Task requirements:
Set down the material below word for word, excluding the pictures.

━━━ Supplied material

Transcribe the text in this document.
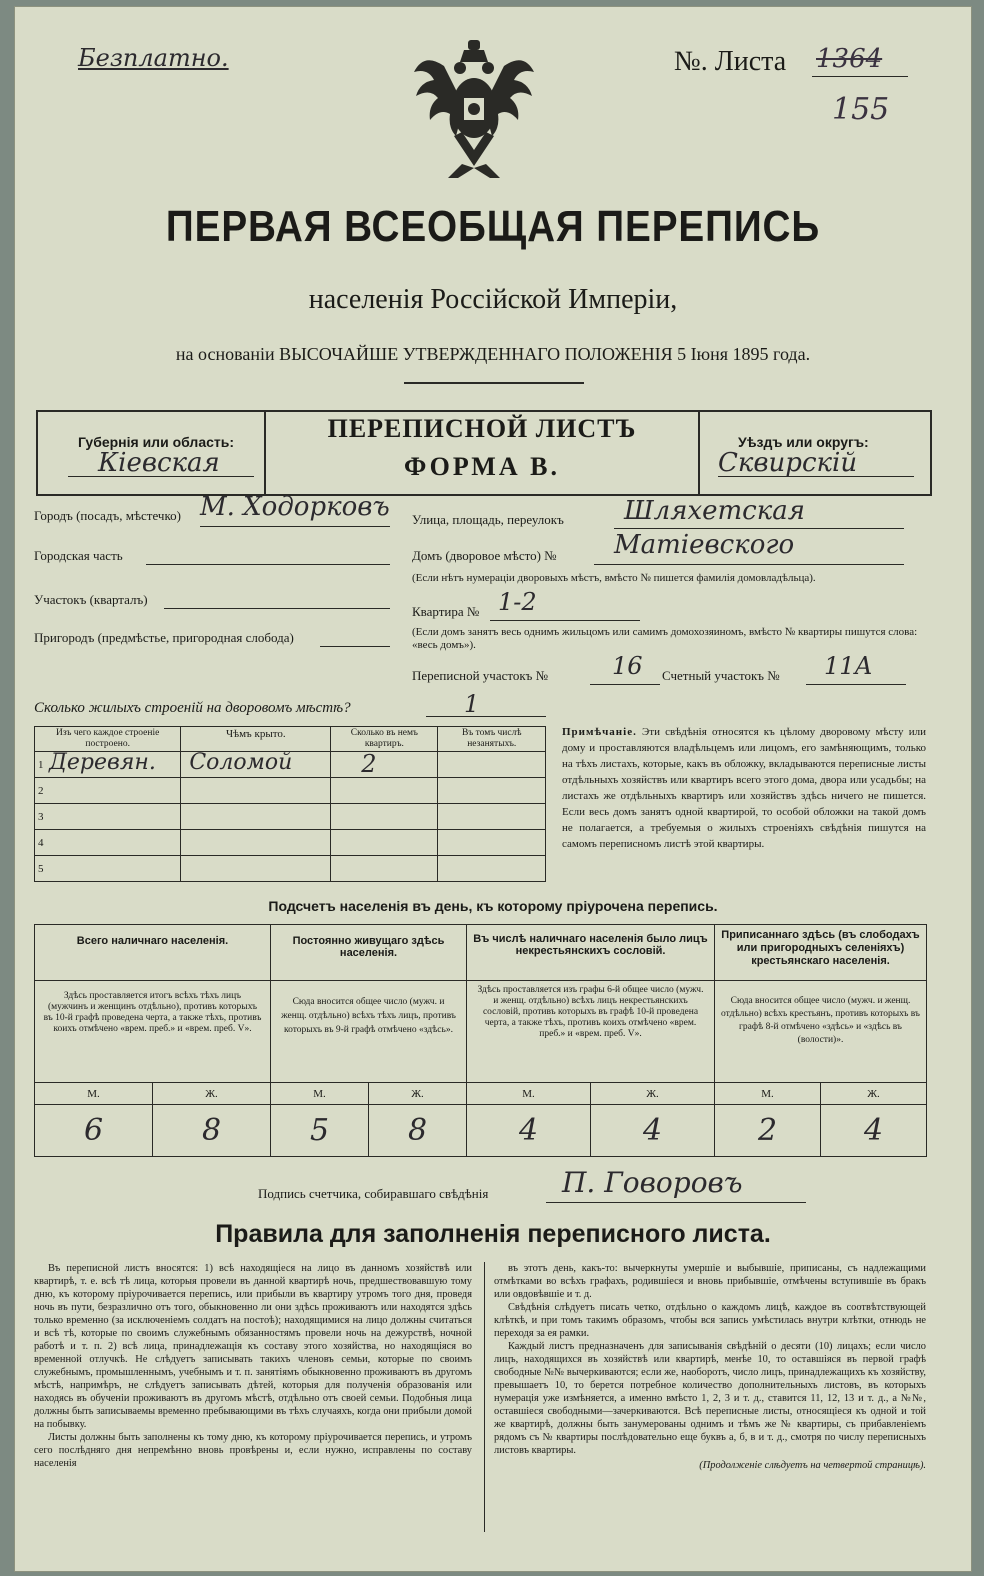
Безплатно.	№. Листа 1364
155
ПЕРВАЯ ВСЕОБЩАЯ ПЕРЕПИСЬ
населенія Россійской Имперіи,
на основаніи ВЫСОЧАЙШЕ УТВЕРЖДЕННАГО ПОЛОЖЕНІЯ 5 Іюня 1895 года.
Губернія или область:
Кіевская
ПЕРЕПИСНОЙ ЛИСТЪ
ФОРМА В.
Уѣздъ или округъ:
Сквирскій
Городъ (посадъ, мѣстечко) М. Ходорковъ
Городская часть
Участокъ (кварталъ)
Пригородъ (предмѣстье, пригородная слобода)
Улица, площадь, переулокъ Шляхетская
Домъ (дворовое мѣсто) № Матіевского
(Если нѣтъ нумераціи дворовыхъ мѣстъ, вмѣсто № пишется фамилія домовладѣльца).
Квартира № 1-2
(Если домъ занятъ весь однимъ жильцомъ или самимъ домохозяиномъ, вмѣсто № квартиры пишутся слова: «весь домъ»).
Переписной участокъ №	16 Счетный участокъ № 11А
Сколько жилыхъ строеній на дворовомъ мѣстѣ?	1
Изъ чего каждое строеніе построено.	Чѣмъ крыто.	Сколько въ немъ квартиръ.	Въ томъ числѣ незанятыхъ.

1 Деревян.	Соломой	2	

2			
3			
4			
5			
Примѣчаніе. Эти свѣдѣнія относятся къ цѣлому дворовому мѣсту или дому и проставляются владѣльцемъ или лицомъ, его замѣняющимъ, только на тѣхъ листахъ, которые, какъ въ обложку, вкладываются переписные листы отдѣльныхъ хозяйствъ или квартиръ всего этого дома, двора или усадьбы; на листахъ же отдѣльныхъ квартиръ или хозяйствъ здѣсь ничего не пишется. Если весь домъ занятъ одной квартирой, то особой обложки на такой домъ не полагается, а требуемыя о жилыхъ строеніяхъ свѣдѣнія пишутся на самомъ переписномъ листѣ этой квартиры.
Подсчетъ населенія въ день, къ которому пріурочена перепись.
Всего наличнаго населенія.		Постоянно живущаго здѣсь населенія.		Въ числѣ наличнаго населенія было лицъ некрестьянскихъ сословій.		Приписаннаго здѣсь (въ слободахъ или пригородныхъ селеніяхъ) крестьянскаго населенія.	
Здѣсь проставляется итогъ всѣхъ тѣхъ лицъ (мужчинъ и женщинъ отдѣльно), противъ которыхъ въ 10-й графѣ проведена черта, а также тѣхъ, противъ коихъ отмѣчено «врем. преб.» и «врем. преб. V».		Сюда вносится общее число (мужч. и женщ. отдѣльно) всѣхъ тѣхъ лицъ, противъ которыхъ въ 9-й графѣ отмѣчено «здѣсь».		Здѣсь проставляется изъ графы 6-й общее число (мужч. и женщ. отдѣльно) всѣхъ лицъ некрестьянскихъ сословій, противъ которыхъ въ графѣ 10-й проведена черта, а также тѣхъ, противъ коихъ отмѣчено «врем. преб.» и «врем. преб. V».		Сюда вносится общее число (мужч. и женщ. отдѣльно) всѣхъ крестьянъ, противъ которыхъ въ графѣ 8-й отмѣчено «здѣсь» и «здѣсь въ (волости)».	
М.	Ж.	М.	Ж.	М.	Ж.	М.	Ж.
6	8	5	8	4	4	2	4
Подпись счетчика, собиравшаго свѣдѣнія	П. Говоровъ
Правила для заполненія переписного листа.

Въ переписной листъ вносятся: 1) всѣ находящіеся на лицо въ данномъ хозяйствѣ или квартирѣ, т. е. всѣ тѣ лица, которыя провели въ данной квартирѣ ночь, предшествовавшую тому дню, къ которому пріурочивается перепись, или прибыли въ квартиру утромъ того дня, проведя ночь въ пути, безразлично отъ того, обыкновенно ли они здѣсь проживаютъ или находятся здѣсь только временно (за исключеніемъ солдатъ на постоѣ); находящимися на лицо должны считаться и всѣ тѣ, которые по своимъ служебнымъ обязанностямъ провели ночь на дежурствѣ, ночной работѣ и т. п. 2) всѣ лица, принадлежащія къ составу этого хозяйства, но находящіяся во временной отлучкѣ. Не слѣдуетъ записывать такихъ членовъ семьи, которые по своимъ служебнымъ, промышленнымъ, учебнымъ и т. п. занятіямъ обыкновенно проживаютъ въ другомъ мѣстѣ, напримѣръ, не слѣдуетъ записывать дѣтей, которыя для полученія образованія или находясь въ обученіи проживаютъ въ другомъ мѣстѣ, отдѣльно отъ своей семьи. Подобныя лица должны быть записываемы временно пребывающими въ тѣхъ случаяхъ, когда они прибыли домой на побывку.

Листы должны быть заполнены къ тому дню, къ которому пріурочивается перепись, и утромъ сего послѣдняго дня непремѣнно вновь провѣрены и, если нужно, исправлены по составу населенія

въ этотъ день, какъ-то: вычеркнуты умершіе и выбывшіе, приписаны, съ надлежащими отмѣтками во всѣхъ графахъ, родившіеся и вновь прибывшіе, отмѣчены вступившіе въ бракъ или овдовѣвшіе и т. д.

Свѣдѣнія слѣдуетъ писать четко, отдѣльно о каждомъ лицѣ, каждое въ соотвѣтствующей клѣткѣ, и при томъ такимъ образомъ, чтобы вся запись умѣстилась внутри клѣтки, отнюдь не переходя за ея рамки.

Каждый листъ предназначенъ для записыванія свѣдѣній о десяти (10) лицахъ; если число лицъ, находящихся въ хозяйствѣ или квартирѣ, менѣе 10, то оставшіяся въ первой графѣ свободные №№ вычеркиваются; если же, наоборотъ, число лицъ, принадлежащихъ къ хозяйству, превышаетъ 10, то берется потребное количество дополнительныхъ листовъ, въ которыхъ нумерація уже измѣняется, а именно вмѣсто 1, 2, 3 и т. д., ставится 11, 12, 13 и т. д., а №№, оставшіеся свободными—зачеркиваются. Всѣ переписные листы, относящіеся къ одной и той же квартирѣ, должны быть занумерованы однимъ и тѣмъ же № квартиры, съ прибавленіемъ рядомъ съ № квартиры послѣдовательно еще буквъ а, б, в и т. д., смотря по числу переписныхъ листовъ квартиры.

(Продолженіе слѣдуетъ на четвертой страницѣ).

━━━━━━

Full solution:
Transcribe the text in this document.
Безплатно.	№. Листа 1364
155
ПЕРВАЯ ВСЕОБЩАЯ ПЕРЕПИСЬ
населенія Россійской Имперіи,
на основаніи ВЫСОЧАЙШЕ УТВЕРЖДЕННАГО ПОЛОЖЕНІЯ 5 Іюня 1895 года.
Губернія или область:
Кіевская
ПЕРЕПИСНОЙ ЛИСТЪ
ФОРМА В.
Уѣздъ или округъ:
Сквирскій
Городъ (посадъ, мѣстечко) М. Ходорковъ
Городская часть
Участокъ (кварталъ)
Пригородъ (предмѣстье, пригородная слобода)
Улица, площадь, переулокъ Шляхетская
Домъ (дворовое мѣсто) № Матіевского
(Если нѣтъ нумераціи дворовыхъ мѣстъ, вмѣсто № пишется фамилія домовладѣльца).
Квартира № 1-2
(Если домъ занятъ весь однимъ жильцомъ или самимъ домохозяиномъ, вмѣсто № квартиры пишутся слова: «весь домъ»).
Переписной участокъ №	16 Счетный участокъ № 11А
Сколько жилыхъ строеній на дворовомъ мѣстѣ?	1
Изъ чего каждое строеніе построено.	Чѣмъ крыто.	Сколько въ немъ квартиръ.	Въ томъ числѣ незанятыхъ.

1 Деревян.	Соломой	2	

2			
3			
4			
5			
Примѣчаніе. Эти свѣдѣнія относятся къ цѣлому дворовому мѣсту или дому и проставляются владѣльцемъ или лицомъ, его замѣняющимъ, только на тѣхъ листахъ, которые, какъ въ обложку, вкладываются переписные листы отдѣльныхъ хозяйствъ или квартиръ всего этого дома, двора или усадьбы; на листахъ же отдѣльныхъ квартиръ или хозяйствъ здѣсь ничего не пишется. Если весь домъ занятъ одной квартирой, то особой обложки на такой домъ не полагается, а требуемыя о жилыхъ строеніяхъ свѣдѣнія пишутся на самомъ переписномъ листѣ этой квартиры.
Подсчетъ населенія въ день, къ которому пріурочена перепись.
Всего наличнаго населенія.		Постоянно живущаго здѣсь населенія.		Въ числѣ наличнаго населенія было лицъ некрестьянскихъ сословій.		Приписаннаго здѣсь (въ слободахъ или пригородныхъ селеніяхъ) крестьянскаго населенія.	
Здѣсь проставляется итогъ всѣхъ тѣхъ лицъ (мужчинъ и женщинъ отдѣльно), противъ которыхъ въ 10-й графѣ проведена черта, а также тѣхъ, противъ коихъ отмѣчено «врем. преб.» и «врем. преб. V».		Сюда вносится общее число (мужч. и женщ. отдѣльно) всѣхъ тѣхъ лицъ, противъ которыхъ въ 9-й графѣ отмѣчено «здѣсь».		Здѣсь проставляется изъ графы 6-й общее число (мужч. и женщ. отдѣльно) всѣхъ лицъ некрестьянскихъ сословій, противъ которыхъ въ графѣ 10-й проведена черта, а также тѣхъ, противъ коихъ отмѣчено «врем. преб.» и «врем. преб. V».		Сюда вносится общее число (мужч. и женщ. отдѣльно) всѣхъ крестьянъ, противъ которыхъ въ графѣ 8-й отмѣчено «здѣсь» и «здѣсь въ (волости)».	
М.	Ж.	М.	Ж.	М.	Ж.	М.	Ж.
6	8	5	8	4	4	2	4
Подпись счетчика, собиравшаго свѣдѣнія	П. Говоровъ
Правила для заполненія переписного листа.

Въ переписной листъ вносятся: 1) всѣ находящіеся на лицо въ данномъ хозяйствѣ или квартирѣ, т. е. всѣ тѣ лица, которыя провели въ данной квартирѣ ночь, предшествовавшую тому дню, къ которому пріурочивается перепись, или прибыли въ квартиру утромъ того дня, проведя ночь въ пути, безразлично отъ того, обыкновенно ли они здѣсь проживаютъ или находятся здѣсь только временно (за исключеніемъ солдатъ на постоѣ); находящимися на лицо должны считаться и всѣ тѣ, которые по своимъ служебнымъ обязанностямъ провели ночь на дежурствѣ, ночной работѣ и т. п. 2) всѣ лица, принадлежащія къ составу этого хозяйства, но находящіяся во временной отлучкѣ. Не слѣдуетъ записывать такихъ членовъ семьи, которые по своимъ служебнымъ, промышленнымъ, учебнымъ и т. п. занятіямъ обыкновенно проживаютъ въ другомъ мѣстѣ, напримѣръ, не слѣдуетъ записывать дѣтей, которыя для полученія образованія или находясь въ обученіи проживаютъ въ другомъ мѣстѣ, отдѣльно отъ своей семьи. Подобныя лица должны быть записываемы временно пребывающими въ тѣхъ случаяхъ, когда они прибыли домой на побывку.

Листы должны быть заполнены къ тому дню, къ которому пріурочивается перепись, и утромъ сего послѣдняго дня непремѣнно вновь провѣрены и, если нужно, исправлены по составу населенія

въ этотъ день, какъ-то: вычеркнуты умершіе и выбывшіе, приписаны, съ надлежащими отмѣтками во всѣхъ графахъ, родившіеся и вновь прибывшіе, отмѣчены вступившіе въ бракъ или овдовѣвшіе и т. д.

Свѣдѣнія слѣдуетъ писать четко, отдѣльно о каждомъ лицѣ, каждое въ соотвѣтствующей клѣткѣ, и при томъ такимъ образомъ, чтобы вся запись умѣстилась внутри клѣтки, отнюдь не переходя за ея рамки.

Каждый листъ предназначенъ для записыванія свѣдѣній о десяти (10) лицахъ; если число лицъ, находящихся въ хозяйствѣ или квартирѣ, менѣе 10, то оставшіяся въ первой графѣ свободные №№ вычеркиваются; если же, наоборотъ, число лицъ, принадлежащихъ къ хозяйству, превышаетъ 10, то берется потребное количество дополнительныхъ листовъ, въ которыхъ нумерація уже измѣняется, а именно вмѣсто 1, 2, 3 и т. д., ставится 11, 12, 13 и т. д., а №№, оставшіеся свободными—зачеркиваются. Всѣ переписные листы, относящіеся къ одной и той же квартирѣ, должны быть занумерованы однимъ и тѣмъ же № квартиры, съ прибавленіемъ рядомъ съ № квартиры послѣдовательно еще буквъ а, б, в и т. д., смотря по числу переписныхъ листовъ квартиры.

(Продолженіе слѣдуетъ на четвертой страницѣ).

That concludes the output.